### THE RECORDS ###
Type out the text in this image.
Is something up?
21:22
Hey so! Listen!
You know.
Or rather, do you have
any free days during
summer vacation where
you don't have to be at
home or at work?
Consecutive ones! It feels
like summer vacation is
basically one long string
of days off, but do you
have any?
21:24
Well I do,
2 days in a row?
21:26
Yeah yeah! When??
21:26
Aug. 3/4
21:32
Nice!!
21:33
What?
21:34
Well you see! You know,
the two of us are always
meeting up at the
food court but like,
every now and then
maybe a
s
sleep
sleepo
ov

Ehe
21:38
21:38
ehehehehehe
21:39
###
Search the listing for the word "like". Copy every line in which it occurs.

like summer vacation is
food court but like,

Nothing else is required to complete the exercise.